+++ Entries +++

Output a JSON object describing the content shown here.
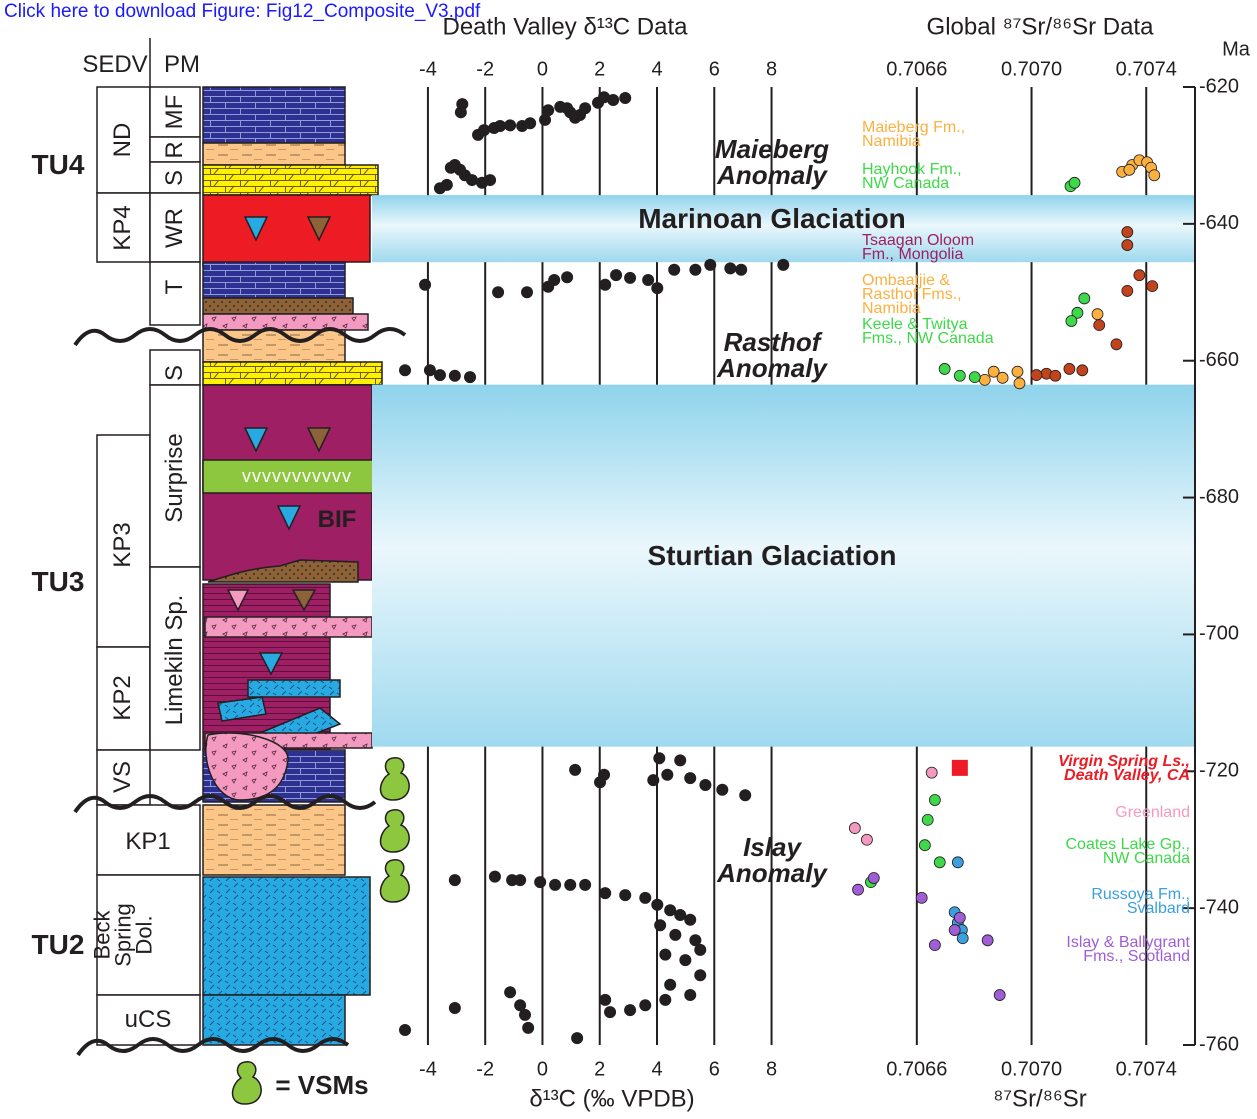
{
  "header": {
    "link": "Click here to download Figure: Fig12_Composite_V3.pdf"
  },
  "column": {
    "headers": [
      "SEDV",
      "PM"
    ],
    "tectonic_units": [
      "TU4",
      "TU3",
      "TU2"
    ],
    "units": [
      "ND",
      "MF",
      "R",
      "S",
      "KP4",
      "WR",
      "T",
      "S",
      "KP3",
      "Surprise",
      "KP2",
      "Limekiln Sp.",
      "VS",
      "KP1",
      "Beck\nSpring\nDol.",
      "uCS"
    ],
    "bif": "BIF",
    "volcanics": "vvvvvvvvvvv",
    "legend": "= VSMs"
  },
  "chart_data": [
    {
      "type": "scatter",
      "title": "Death Valley δ¹³C Data",
      "x_label": "δ¹³C (‰ VPDB)",
      "xlim": [
        -5.15,
        10.6
      ],
      "xticks": [
        -4,
        -2,
        0,
        2,
        4,
        6,
        8
      ],
      "ylim": [
        -760,
        -620
      ],
      "color": "#231f20",
      "grid": true,
      "x": [
        -2.8,
        -2.85,
        -2.25,
        -2.04,
        -1.69,
        -1.48,
        -1.13,
        -0.71,
        -0.43,
        0.09,
        0.2,
        0.62,
        0.97,
        1.31,
        1.49,
        1.94,
        2.15,
        2.47,
        2.89,
        1.14,
        0.86,
        -3.06,
        -3.2,
        -2.88,
        -2.71,
        -2.46,
        -2.11,
        -1.83,
        -3.58,
        -3.34,
        -4.1,
        -1.55,
        -0.54,
        0.2,
        0.41,
        0.86,
        2.19,
        2.57,
        3.06,
        3.69,
        4.01,
        4.6,
        5.34,
        5.86,
        6.56,
        6.94,
        8.41,
        -4.8,
        -3.93,
        -3.58,
        -3.06,
        -2.53,
        1.14,
        2.15,
        4.08,
        4.81,
        5.69,
        6.28,
        7.08,
        3.87,
        4.36,
        5.16,
        2.01,
        -3.06,
        -1.66,
        -1.06,
        -0.78,
        -0.08,
        0.44,
        0.97,
        1.49,
        2.19,
        2.89,
        3.59,
        4.01,
        4.46,
        4.81,
        5.16,
        4.11,
        4.64,
        5.34,
        5.51,
        4.29,
        4.99,
        5.51,
        4.46,
        5.16,
        2.19,
        2.36,
        3.06,
        3.59,
        4.29,
        -1.13,
        -0.78,
        -0.61,
        -0.5,
        -3.06,
        -4.8,
        1.21
      ],
      "values": [
        -622.5,
        -623.7,
        -627.0,
        -626.3,
        -626.0,
        -625.7,
        -625.6,
        -625.7,
        -625.3,
        -624.8,
        -623.4,
        -622.9,
        -623.7,
        -624.1,
        -623.1,
        -622.3,
        -621.5,
        -621.9,
        -621.6,
        -624.5,
        -623.1,
        -631.4,
        -631.8,
        -632.1,
        -632.9,
        -633.6,
        -634.0,
        -633.6,
        -634.8,
        -634.3,
        -648.9,
        -650.0,
        -650.0,
        -649.2,
        -648.2,
        -647.8,
        -648.9,
        -647.5,
        -647.9,
        -648.2,
        -649.4,
        -646.7,
        -646.7,
        -646.0,
        -646.5,
        -646.7,
        -646.0,
        -661.4,
        -661.4,
        -662.1,
        -662.2,
        -662.4,
        -719.8,
        -720.5,
        -718.1,
        -718.4,
        -722.0,
        -722.7,
        -723.5,
        -721.3,
        -720.5,
        -721.0,
        -721.6,
        -735.9,
        -735.4,
        -735.9,
        -735.9,
        -736.2,
        -736.6,
        -736.6,
        -736.6,
        -737.8,
        -738.1,
        -738.5,
        -739.5,
        -740.3,
        -741.0,
        -741.7,
        -742.5,
        -743.9,
        -744.7,
        -746.1,
        -746.8,
        -747.6,
        -749.8,
        -751.2,
        -752.7,
        -753.4,
        -755.2,
        -754.9,
        -754.2,
        -753.4,
        -752.3,
        -754.2,
        -755.6,
        -757.5,
        -754.6,
        -757.8,
        -759.0
      ],
      "bands": [
        {
          "label": "Marinoan Glaciation",
          "from": -635.8,
          "to": -645.6
        },
        {
          "label": "Sturtian Glaciation",
          "from": -663.5,
          "to": -716.4
        }
      ],
      "annotations": [
        "Maieberg\nAnomaly",
        "Rasthof\nAnomaly",
        "Islay\nAnomaly"
      ]
    },
    {
      "type": "scatter",
      "title": "Global ⁸⁷Sr/⁸⁶Sr Data",
      "x_label": "⁸⁷Sr/⁸⁶Sr",
      "y_label": "Ma",
      "xlim": [
        0.70636,
        0.70757
      ],
      "xticks": [
        0.7066,
        {
          "value": 0.707,
          "label": "0.7070"
        },
        0.7074
      ],
      "grid": true,
      "ylim": [
        -760,
        -620
      ],
      "yticks": [
        -620,
        -640,
        -660,
        -680,
        -700,
        -720,
        -740,
        -760
      ],
      "series": [
        {
          "name": "Maieberg Fm.,\nNamibia",
          "color": "#fbb040",
          "x": [
            0.707316,
            0.707351,
            0.707376,
            0.707403,
            0.707417,
            0.707428,
            0.707341
          ],
          "values": [
            -632.4,
            -631.4,
            -630.7,
            -631.0,
            -631.8,
            -632.9,
            -632.1
          ]
        },
        {
          "name": "Hayhook Fm.,\nNW Canada",
          "color": "#3ed94a",
          "x": [
            0.707136,
            0.70715
          ],
          "values": [
            -634.5,
            -634.0
          ]
        },
        {
          "name": "Tsaagan Oloom\nFm., Mongolia",
          "color": "#c1441c",
          "label_color": "#9e1f63",
          "x": [
            0.707334,
            0.707334,
            0.707376,
            0.707334,
            0.707421,
            0.707236,
            0.707296,
            0.707132,
            0.707177,
            0.707052,
            0.707017,
            0.707083
          ],
          "values": [
            -641.2,
            -643.1,
            -647.5,
            -649.8,
            -649.1,
            -654.8,
            -657.6,
            -661.2,
            -661.4,
            -661.9,
            -662.1,
            -662.2
          ]
        },
        {
          "name": "Ombaatjie &\nRasthof Fms.,\nNamibia",
          "color": "#fbb040",
          "x": [
            0.70723,
            0.706951,
            0.706868,
            0.706958,
            0.706899,
            0.706837
          ],
          "values": [
            -653.2,
            -661.6,
            -661.6,
            -663.3,
            -662.5,
            -662.8
          ]
        },
        {
          "name": "Keele & Twitya\nFms., NW Canada",
          "color": "#3ed94a",
          "x": [
            0.707184,
            0.70716,
            0.707139,
            0.706697,
            0.70675,
            0.706802
          ],
          "values": [
            -650.9,
            -653.0,
            -654.2,
            -661.2,
            -662.2,
            -662.4
          ]
        },
        {
          "name": "Virgin Spring Ls.,\nDeath Valley, CA",
          "color": "#ed1c24",
          "marker": "square",
          "x": [
            0.70675
          ],
          "values": [
            -719.5
          ]
        },
        {
          "name": "Greenland",
          "color": "#f49ac1",
          "x": [
            0.706652,
            0.706384,
            0.706426
          ],
          "values": [
            -720.2,
            -728.3,
            -730.0
          ]
        },
        {
          "name": "Coates Lake Gp.,\nNW Canada",
          "color": "#3ed94a",
          "x": [
            0.706663,
            0.706638,
            0.706628,
            0.70668,
            0.70644
          ],
          "values": [
            -724.2,
            -727.1,
            -730.8,
            -733.3,
            -736.2
          ]
        },
        {
          "name": "Russoya Fm.,\nSvalbard",
          "color": "#3aa0e0",
          "x": [
            0.706743,
            0.706732,
            0.706743,
            0.706757,
            0.70676
          ],
          "values": [
            -733.3,
            -740.6,
            -742.1,
            -743.2,
            -744.4
          ]
        },
        {
          "name": "Islay & Ballygrant\nFms., Scotland",
          "color": "#a05ed6",
          "x": [
            0.706395,
            0.70645,
            0.706617,
            0.70675,
            0.706663,
            0.706847,
            0.706889,
            0.706732
          ],
          "values": [
            -737.3,
            -735.6,
            -738.5,
            -741.4,
            -745.4,
            -744.7,
            -752.7,
            -743.2
          ]
        }
      ]
    }
  ]
}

+++

■ Exercise details:
Show every line in the records above that contains the word "δ¹³C".

■ Exercise output:
      "title": "Death Valley δ¹³C Data",
      "x_label": "δ¹³C (‰ VPDB)",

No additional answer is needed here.